* BEGIN *

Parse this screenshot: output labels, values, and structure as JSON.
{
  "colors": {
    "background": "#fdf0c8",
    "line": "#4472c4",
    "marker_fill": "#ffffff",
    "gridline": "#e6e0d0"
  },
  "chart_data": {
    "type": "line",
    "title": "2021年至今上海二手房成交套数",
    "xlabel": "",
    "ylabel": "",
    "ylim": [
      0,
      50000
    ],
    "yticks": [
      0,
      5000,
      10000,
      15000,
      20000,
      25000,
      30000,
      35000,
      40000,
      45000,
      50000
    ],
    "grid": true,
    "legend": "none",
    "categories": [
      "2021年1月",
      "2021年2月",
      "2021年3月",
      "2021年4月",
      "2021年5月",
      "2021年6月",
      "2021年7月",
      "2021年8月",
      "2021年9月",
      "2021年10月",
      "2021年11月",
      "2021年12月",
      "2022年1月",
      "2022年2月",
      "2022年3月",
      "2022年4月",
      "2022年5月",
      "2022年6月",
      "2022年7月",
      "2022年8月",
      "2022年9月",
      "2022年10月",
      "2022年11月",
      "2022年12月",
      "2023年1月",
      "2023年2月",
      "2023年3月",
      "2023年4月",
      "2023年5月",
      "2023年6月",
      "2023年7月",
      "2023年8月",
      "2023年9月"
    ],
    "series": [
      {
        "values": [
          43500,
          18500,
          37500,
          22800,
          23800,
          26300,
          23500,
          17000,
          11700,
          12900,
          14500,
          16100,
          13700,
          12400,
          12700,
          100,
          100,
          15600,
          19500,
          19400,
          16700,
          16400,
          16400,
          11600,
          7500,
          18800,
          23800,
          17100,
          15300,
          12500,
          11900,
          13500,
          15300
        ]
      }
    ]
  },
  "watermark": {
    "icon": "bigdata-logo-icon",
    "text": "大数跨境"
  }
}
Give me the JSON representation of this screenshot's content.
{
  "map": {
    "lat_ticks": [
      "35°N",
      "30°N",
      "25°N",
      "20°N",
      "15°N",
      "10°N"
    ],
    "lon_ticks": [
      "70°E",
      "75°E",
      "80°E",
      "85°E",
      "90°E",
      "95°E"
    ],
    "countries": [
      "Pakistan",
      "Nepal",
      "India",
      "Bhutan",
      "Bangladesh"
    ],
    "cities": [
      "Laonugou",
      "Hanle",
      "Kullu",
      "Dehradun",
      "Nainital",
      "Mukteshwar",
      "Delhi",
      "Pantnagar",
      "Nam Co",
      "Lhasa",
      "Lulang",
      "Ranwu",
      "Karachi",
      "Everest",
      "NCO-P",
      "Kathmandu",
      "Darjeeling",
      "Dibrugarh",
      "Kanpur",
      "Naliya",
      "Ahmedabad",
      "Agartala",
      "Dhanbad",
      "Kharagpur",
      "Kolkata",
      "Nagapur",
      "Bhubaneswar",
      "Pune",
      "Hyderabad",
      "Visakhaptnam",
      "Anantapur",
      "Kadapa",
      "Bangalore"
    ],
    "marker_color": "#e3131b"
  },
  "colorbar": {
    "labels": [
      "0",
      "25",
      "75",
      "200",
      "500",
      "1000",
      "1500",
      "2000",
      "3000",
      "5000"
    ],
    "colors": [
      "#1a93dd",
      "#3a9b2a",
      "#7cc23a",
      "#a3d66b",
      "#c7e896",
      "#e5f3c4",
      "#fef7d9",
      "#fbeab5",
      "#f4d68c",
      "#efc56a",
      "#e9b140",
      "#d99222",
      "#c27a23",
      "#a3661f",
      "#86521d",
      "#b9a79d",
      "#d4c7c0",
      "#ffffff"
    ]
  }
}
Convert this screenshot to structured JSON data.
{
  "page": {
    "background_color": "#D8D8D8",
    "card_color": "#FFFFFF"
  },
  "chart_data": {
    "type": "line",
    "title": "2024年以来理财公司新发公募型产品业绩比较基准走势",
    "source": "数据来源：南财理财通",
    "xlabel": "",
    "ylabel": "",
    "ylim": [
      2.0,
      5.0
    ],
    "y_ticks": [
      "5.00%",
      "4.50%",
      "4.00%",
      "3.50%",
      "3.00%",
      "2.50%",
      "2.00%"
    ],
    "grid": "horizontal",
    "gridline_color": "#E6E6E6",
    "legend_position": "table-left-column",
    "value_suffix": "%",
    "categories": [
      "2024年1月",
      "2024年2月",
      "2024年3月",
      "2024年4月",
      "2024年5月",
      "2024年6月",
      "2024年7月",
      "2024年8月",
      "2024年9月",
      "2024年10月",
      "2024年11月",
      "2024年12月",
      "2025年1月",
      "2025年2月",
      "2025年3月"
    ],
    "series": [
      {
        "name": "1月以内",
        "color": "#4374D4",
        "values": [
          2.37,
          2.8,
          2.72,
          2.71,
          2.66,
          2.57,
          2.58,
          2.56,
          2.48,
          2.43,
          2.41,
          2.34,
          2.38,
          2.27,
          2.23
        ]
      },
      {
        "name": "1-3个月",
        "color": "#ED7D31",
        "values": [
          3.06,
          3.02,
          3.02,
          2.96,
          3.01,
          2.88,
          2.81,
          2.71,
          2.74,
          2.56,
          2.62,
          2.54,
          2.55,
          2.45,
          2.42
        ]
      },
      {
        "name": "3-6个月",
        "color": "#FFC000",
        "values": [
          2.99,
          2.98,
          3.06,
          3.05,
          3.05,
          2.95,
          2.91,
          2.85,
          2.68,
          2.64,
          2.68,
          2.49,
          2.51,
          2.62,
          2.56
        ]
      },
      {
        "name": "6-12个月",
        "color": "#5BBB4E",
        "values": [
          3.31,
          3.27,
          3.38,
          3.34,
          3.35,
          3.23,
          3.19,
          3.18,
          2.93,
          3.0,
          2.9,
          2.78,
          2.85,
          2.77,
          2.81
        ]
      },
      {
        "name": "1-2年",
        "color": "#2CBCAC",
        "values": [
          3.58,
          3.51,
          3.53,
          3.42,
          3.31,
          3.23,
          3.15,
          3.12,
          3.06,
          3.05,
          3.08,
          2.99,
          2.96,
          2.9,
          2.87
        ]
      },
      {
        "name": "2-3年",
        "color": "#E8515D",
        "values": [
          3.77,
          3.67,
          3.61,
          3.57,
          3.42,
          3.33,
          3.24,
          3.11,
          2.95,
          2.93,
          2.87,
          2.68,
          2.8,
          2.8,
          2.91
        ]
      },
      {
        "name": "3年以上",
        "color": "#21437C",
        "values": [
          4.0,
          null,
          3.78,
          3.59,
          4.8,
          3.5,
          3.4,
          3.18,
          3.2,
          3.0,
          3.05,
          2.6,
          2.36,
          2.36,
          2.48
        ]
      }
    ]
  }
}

* END *

From the records, copy every line that has the string "JSON" in it.

Parse this screenshot: output labels, values, and structure as JSON.
Give me the JSON representation of this screenshot's content.
Convert this screenshot to structured JSON data.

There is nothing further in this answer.